Stored data
========================================

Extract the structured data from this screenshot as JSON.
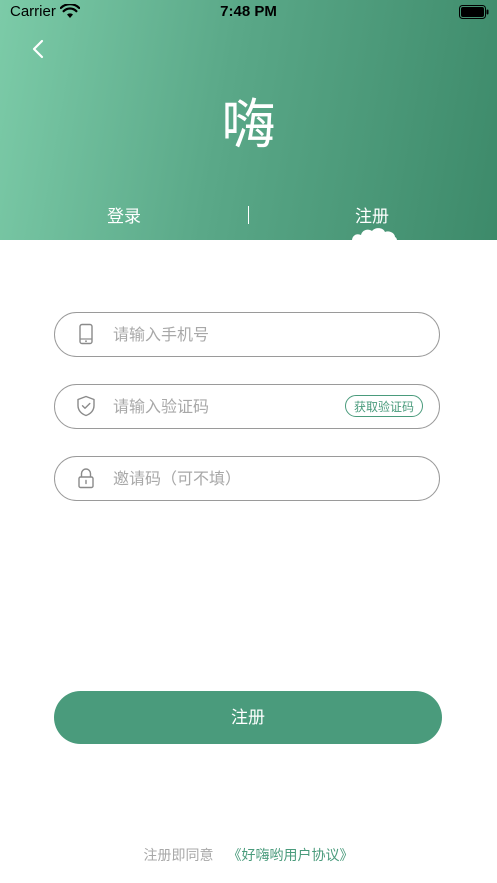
{
  "status_bar": {
    "carrier": "Carrier",
    "time": "7:48 PM"
  },
  "header": {
    "title": "嗨",
    "tabs": [
      {
        "label": "登录"
      },
      {
        "label": "注册"
      }
    ],
    "active_tab": "注册"
  },
  "form": {
    "phone": {
      "placeholder": "请输入手机号",
      "value": "",
      "icon": "phone-icon"
    },
    "code": {
      "placeholder": "请输入验证码",
      "value": "",
      "icon": "shield-check-icon",
      "button_label": "获取验证码"
    },
    "invite": {
      "placeholder": "邀请码（可不填）",
      "value": "",
      "icon": "lock-icon"
    },
    "submit_label": "注册"
  },
  "footer": {
    "text": "注册即同意",
    "link": "《好嗨哟用户协议》"
  },
  "colors": {
    "accent": "#4a9b7c",
    "header_start": "#7ccba8",
    "header_end": "#3d8a6a",
    "placeholder": "#a8a8a8"
  }
}
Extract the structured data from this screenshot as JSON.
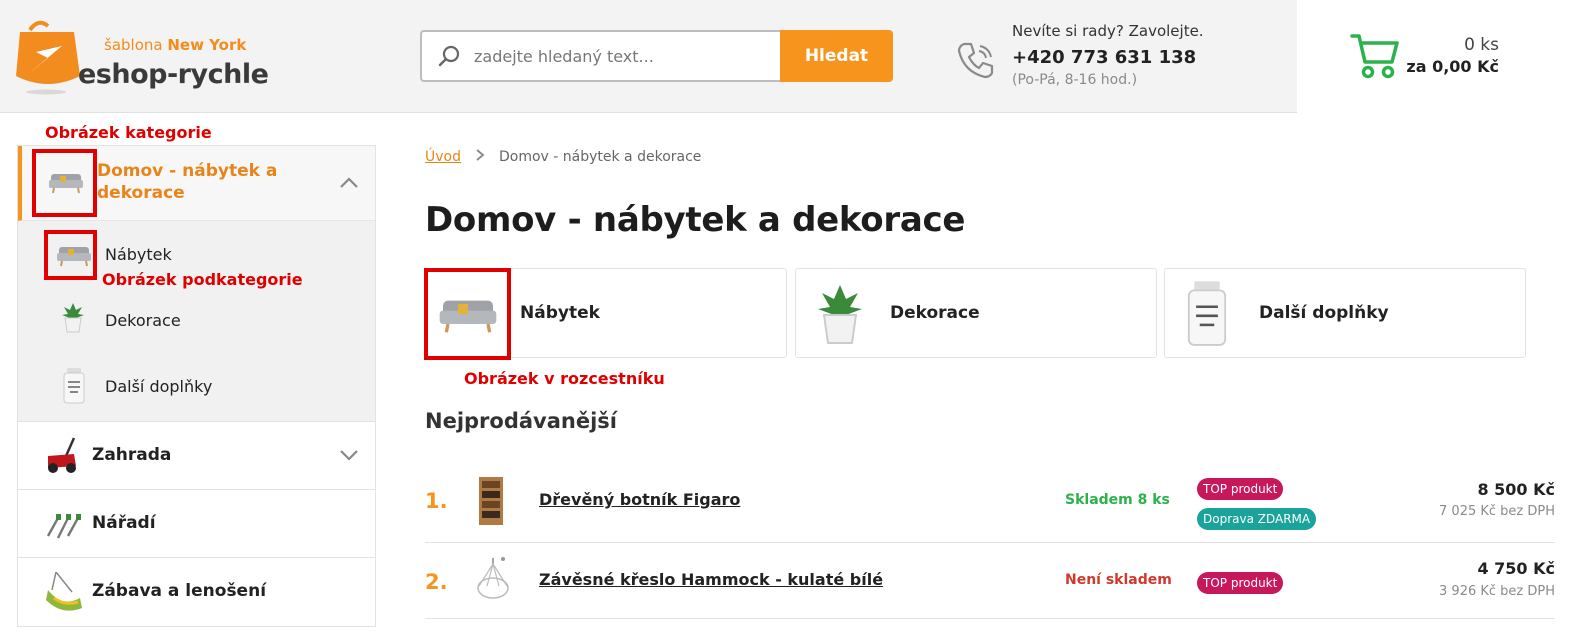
{
  "header": {
    "logo_small_prefix": "šablona ",
    "logo_small_name": "New York",
    "logo_big": "eshop-rychle",
    "search_placeholder": "zadejte hledaný text...",
    "search_button": "Hledat",
    "contact_question": "Nevíte si rady? Zavolejte.",
    "contact_phone": "+420 773 631 138",
    "contact_hours": "(Po-Pá, 8-16 hod.)",
    "cart_count": "0 ks",
    "cart_total": "za 0,00 Kč"
  },
  "annotations": {
    "category_image": "Obrázek kategorie",
    "subcategory_image": "Obrázek podkategorie",
    "signpost_image": "Obrázek v rozcestníku"
  },
  "sidebar": {
    "active_category": "Domov - nábytek a dekorace",
    "subcategories": [
      {
        "label": "Nábytek",
        "icon": "sofa-icon"
      },
      {
        "label": "Dekorace",
        "icon": "plant-pot-icon"
      },
      {
        "label": "Další doplňky",
        "icon": "jar-icon"
      }
    ],
    "categories": [
      {
        "label": "Zahrada",
        "icon": "lawnmower-icon"
      },
      {
        "label": "Nářadí",
        "icon": "tools-icon"
      },
      {
        "label": "Zábava a lenošení",
        "icon": "hammock-icon"
      }
    ]
  },
  "breadcrumb": {
    "home": "Úvod",
    "current": "Domov - nábytek a dekorace"
  },
  "main": {
    "title": "Domov - nábytek a dekorace",
    "cards": [
      {
        "label": "Nábytek",
        "icon": "sofa-icon"
      },
      {
        "label": "Dekorace",
        "icon": "plant-pot-icon"
      },
      {
        "label": "Další doplňky",
        "icon": "jar-icon"
      }
    ],
    "bestsellers_title": "Nejprodávanější",
    "products": [
      {
        "rank": "1.",
        "name": "Dřevěný botník Figaro",
        "stock": "Skladem 8 ks",
        "stock_color": "#2bb24c",
        "badges": [
          {
            "label": "TOP produkt",
            "color": "#c8185c"
          },
          {
            "label": "Doprava ZDARMA",
            "color": "#1aa39a"
          }
        ],
        "price": "8 500 Kč",
        "price_ex": "7 025 Kč bez DPH"
      },
      {
        "rank": "2.",
        "name": "Závěsné křeslo Hammock - kulaté bílé",
        "stock": "Není skladem",
        "stock_color": "#d0392b",
        "badges": [
          {
            "label": "TOP produkt",
            "color": "#c8185c"
          }
        ],
        "price": "4 750 Kč",
        "price_ex": "3 926 Kč bez DPH"
      }
    ]
  },
  "colors": {
    "accent": "#f7941d",
    "annotation": "#e00000",
    "cart": "#2bb24c"
  }
}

========================================

# [Direction]
Print each entry shown above with exact wording and no pictures.

# [Answer for the task]
Extract the structured data from this screenshot as JSON.
{
  "status_bar": {
    "carrier": "Carrier",
    "time": "7:48 PM"
  },
  "header": {
    "title": "嗨",
    "tabs": [
      {
        "label": "登录"
      },
      {
        "label": "注册"
      }
    ],
    "active_tab": "注册"
  },
  "form": {
    "phone": {
      "placeholder": "请输入手机号",
      "value": "",
      "icon": "phone-icon"
    },
    "code": {
      "placeholder": "请输入验证码",
      "value": "",
      "icon": "shield-check-icon",
      "button_label": "获取验证码"
    },
    "invite": {
      "placeholder": "邀请码（可不填）",
      "value": "",
      "icon": "lock-icon"
    },
    "submit_label": "注册"
  },
  "footer": {
    "text": "注册即同意",
    "link": "《好嗨哟用户协议》"
  },
  "colors": {
    "accent": "#4a9b7c",
    "header_start": "#7ccba8",
    "header_end": "#3d8a6a",
    "placeholder": "#a8a8a8"
  }
}
Extract the structured data from this screenshot as JSON.
{
  "header": {
    "logo_small_prefix": "šablona ",
    "logo_small_name": "New York",
    "logo_big": "eshop-rychle",
    "search_placeholder": "zadejte hledaný text...",
    "search_button": "Hledat",
    "contact_question": "Nevíte si rady? Zavolejte.",
    "contact_phone": "+420 773 631 138",
    "contact_hours": "(Po-Pá, 8-16 hod.)",
    "cart_count": "0 ks",
    "cart_total": "za 0,00 Kč"
  },
  "annotations": {
    "category_image": "Obrázek kategorie",
    "subcategory_image": "Obrázek podkategorie",
    "signpost_image": "Obrázek v rozcestníku"
  },
  "sidebar": {
    "active_category": "Domov - nábytek a dekorace",
    "subcategories": [
      {
        "label": "Nábytek",
        "icon": "sofa-icon"
      },
      {
        "label": "Dekorace",
        "icon": "plant-pot-icon"
      },
      {
        "label": "Další doplňky",
        "icon": "jar-icon"
      }
    ],
    "categories": [
      {
        "label": "Zahrada",
        "icon": "lawnmower-icon"
      },
      {
        "label": "Nářadí",
        "icon": "tools-icon"
      },
      {
        "label": "Zábava a lenošení",
        "icon": "hammock-icon"
      }
    ]
  },
  "breadcrumb": {
    "home": "Úvod",
    "current": "Domov - nábytek a dekorace"
  },
  "main": {
    "title": "Domov - nábytek a dekorace",
    "cards": [
      {
        "label": "Nábytek",
        "icon": "sofa-icon"
      },
      {
        "label": "Dekorace",
        "icon": "plant-pot-icon"
      },
      {
        "label": "Další doplňky",
        "icon": "jar-icon"
      }
    ],
    "bestsellers_title": "Nejprodávanější",
    "products": [
      {
        "rank": "1.",
        "name": "Dřevěný botník Figaro",
        "stock": "Skladem 8 ks",
        "stock_color": "#2bb24c",
        "badges": [
          {
            "label": "TOP produkt",
            "color": "#c8185c"
          },
          {
            "label": "Doprava ZDARMA",
            "color": "#1aa39a"
          }
        ],
        "price": "8 500 Kč",
        "price_ex": "7 025 Kč bez DPH"
      },
      {
        "rank": "2.",
        "name": "Závěsné křeslo Hammock - kulaté bílé",
        "stock": "Není skladem",
        "stock_color": "#d0392b",
        "badges": [
          {
            "label": "TOP produkt",
            "color": "#c8185c"
          }
        ],
        "price": "4 750 Kč",
        "price_ex": "3 926 Kč bez DPH"
      }
    ]
  },
  "colors": {
    "accent": "#f7941d",
    "annotation": "#e00000",
    "cart": "#2bb24c"
  }
}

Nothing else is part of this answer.